Records from a collection

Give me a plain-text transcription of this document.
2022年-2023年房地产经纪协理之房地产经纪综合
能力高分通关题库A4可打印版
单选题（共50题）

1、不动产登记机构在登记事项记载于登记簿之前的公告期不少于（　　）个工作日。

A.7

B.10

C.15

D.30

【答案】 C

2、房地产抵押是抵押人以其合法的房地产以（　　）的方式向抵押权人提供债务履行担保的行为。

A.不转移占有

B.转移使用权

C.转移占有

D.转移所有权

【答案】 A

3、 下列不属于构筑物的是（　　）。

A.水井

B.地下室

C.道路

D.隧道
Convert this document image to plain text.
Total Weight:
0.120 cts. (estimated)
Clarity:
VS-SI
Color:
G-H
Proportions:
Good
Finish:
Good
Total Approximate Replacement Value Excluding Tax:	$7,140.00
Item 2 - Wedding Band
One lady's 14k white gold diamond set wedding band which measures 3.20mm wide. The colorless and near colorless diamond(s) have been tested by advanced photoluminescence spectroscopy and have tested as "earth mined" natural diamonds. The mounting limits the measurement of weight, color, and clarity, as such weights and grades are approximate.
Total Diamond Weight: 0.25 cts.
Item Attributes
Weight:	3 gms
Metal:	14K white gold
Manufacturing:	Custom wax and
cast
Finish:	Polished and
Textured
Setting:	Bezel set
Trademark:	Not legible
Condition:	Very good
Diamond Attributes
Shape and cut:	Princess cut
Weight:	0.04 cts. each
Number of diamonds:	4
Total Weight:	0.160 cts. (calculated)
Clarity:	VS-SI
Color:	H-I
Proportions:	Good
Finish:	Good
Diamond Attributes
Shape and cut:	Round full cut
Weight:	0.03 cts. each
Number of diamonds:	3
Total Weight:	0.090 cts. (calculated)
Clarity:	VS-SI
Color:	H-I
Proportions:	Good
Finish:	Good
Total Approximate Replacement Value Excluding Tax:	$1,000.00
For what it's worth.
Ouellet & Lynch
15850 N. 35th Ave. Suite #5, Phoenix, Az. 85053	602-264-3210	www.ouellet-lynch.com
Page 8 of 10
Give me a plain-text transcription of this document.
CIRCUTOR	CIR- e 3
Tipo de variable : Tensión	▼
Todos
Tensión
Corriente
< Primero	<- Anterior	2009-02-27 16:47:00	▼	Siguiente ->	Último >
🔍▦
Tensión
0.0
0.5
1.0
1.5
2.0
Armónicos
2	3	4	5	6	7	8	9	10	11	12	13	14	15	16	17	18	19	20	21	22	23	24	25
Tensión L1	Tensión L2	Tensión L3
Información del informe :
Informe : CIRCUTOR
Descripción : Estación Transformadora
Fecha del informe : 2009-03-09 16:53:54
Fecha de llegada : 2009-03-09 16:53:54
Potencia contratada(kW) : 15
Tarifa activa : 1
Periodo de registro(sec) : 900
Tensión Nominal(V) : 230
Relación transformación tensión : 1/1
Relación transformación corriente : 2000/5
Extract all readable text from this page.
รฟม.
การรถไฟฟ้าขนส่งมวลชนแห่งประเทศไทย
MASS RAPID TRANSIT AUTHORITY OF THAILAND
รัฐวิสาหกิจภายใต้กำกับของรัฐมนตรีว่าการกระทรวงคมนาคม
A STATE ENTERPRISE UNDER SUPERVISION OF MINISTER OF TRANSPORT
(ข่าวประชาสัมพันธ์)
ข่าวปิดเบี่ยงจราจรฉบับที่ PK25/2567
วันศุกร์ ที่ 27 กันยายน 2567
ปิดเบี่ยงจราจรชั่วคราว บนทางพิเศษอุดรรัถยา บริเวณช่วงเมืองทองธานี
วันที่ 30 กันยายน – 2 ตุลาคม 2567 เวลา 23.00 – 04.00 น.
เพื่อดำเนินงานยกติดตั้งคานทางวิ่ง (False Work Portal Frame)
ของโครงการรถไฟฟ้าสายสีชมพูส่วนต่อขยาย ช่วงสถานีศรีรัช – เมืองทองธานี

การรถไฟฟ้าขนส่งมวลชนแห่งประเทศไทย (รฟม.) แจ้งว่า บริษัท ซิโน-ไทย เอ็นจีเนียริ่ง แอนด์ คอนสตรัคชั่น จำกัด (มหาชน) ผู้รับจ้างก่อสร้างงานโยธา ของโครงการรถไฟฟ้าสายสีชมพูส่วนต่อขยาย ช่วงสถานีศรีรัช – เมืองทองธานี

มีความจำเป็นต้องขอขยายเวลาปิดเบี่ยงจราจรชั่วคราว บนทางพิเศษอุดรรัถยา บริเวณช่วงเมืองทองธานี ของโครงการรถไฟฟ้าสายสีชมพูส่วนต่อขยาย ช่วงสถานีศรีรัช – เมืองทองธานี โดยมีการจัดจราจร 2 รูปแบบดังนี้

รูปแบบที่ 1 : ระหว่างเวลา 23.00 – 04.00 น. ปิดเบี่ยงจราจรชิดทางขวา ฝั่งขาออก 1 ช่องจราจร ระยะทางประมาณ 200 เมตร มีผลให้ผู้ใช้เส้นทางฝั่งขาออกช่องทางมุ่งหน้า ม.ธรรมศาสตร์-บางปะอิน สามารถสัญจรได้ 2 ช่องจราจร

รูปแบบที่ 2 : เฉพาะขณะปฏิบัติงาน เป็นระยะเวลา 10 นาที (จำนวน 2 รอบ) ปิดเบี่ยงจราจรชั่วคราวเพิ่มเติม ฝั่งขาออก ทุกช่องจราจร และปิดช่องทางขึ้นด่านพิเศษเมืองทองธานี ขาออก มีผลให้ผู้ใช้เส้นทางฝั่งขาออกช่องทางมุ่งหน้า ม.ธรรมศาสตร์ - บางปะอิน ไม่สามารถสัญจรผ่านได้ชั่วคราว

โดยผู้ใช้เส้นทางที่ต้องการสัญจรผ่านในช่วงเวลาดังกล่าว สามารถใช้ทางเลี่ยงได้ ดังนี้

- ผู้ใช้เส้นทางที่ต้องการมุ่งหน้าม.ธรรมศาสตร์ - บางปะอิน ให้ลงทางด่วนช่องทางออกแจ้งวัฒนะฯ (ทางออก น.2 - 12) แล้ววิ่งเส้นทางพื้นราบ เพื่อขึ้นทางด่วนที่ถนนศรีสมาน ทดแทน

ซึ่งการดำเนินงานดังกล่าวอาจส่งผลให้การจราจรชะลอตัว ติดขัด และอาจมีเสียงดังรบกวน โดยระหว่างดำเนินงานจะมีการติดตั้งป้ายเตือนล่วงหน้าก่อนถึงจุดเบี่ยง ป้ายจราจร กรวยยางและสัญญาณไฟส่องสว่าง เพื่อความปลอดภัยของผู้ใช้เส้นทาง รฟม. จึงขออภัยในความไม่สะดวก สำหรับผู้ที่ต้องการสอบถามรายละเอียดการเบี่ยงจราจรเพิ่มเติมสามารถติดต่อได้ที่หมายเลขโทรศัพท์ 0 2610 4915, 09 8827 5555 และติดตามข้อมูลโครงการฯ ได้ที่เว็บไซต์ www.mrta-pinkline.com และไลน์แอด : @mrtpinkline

### Challenge
Search the entries for the word "gold" and copy every line that has it.

### Answer to this exercise
One lady's 14k white gold diamond set wedding band which measures 3.20mm wide. The colorless and near colorless diamond(s) have been tested by advanced photoluminescence spectroscopy and have tested as "earth mined" natural diamonds. The mounting limits the measurement of weight, color, and clarity, as such weights and grades are approximate.
Metal:	14K white gold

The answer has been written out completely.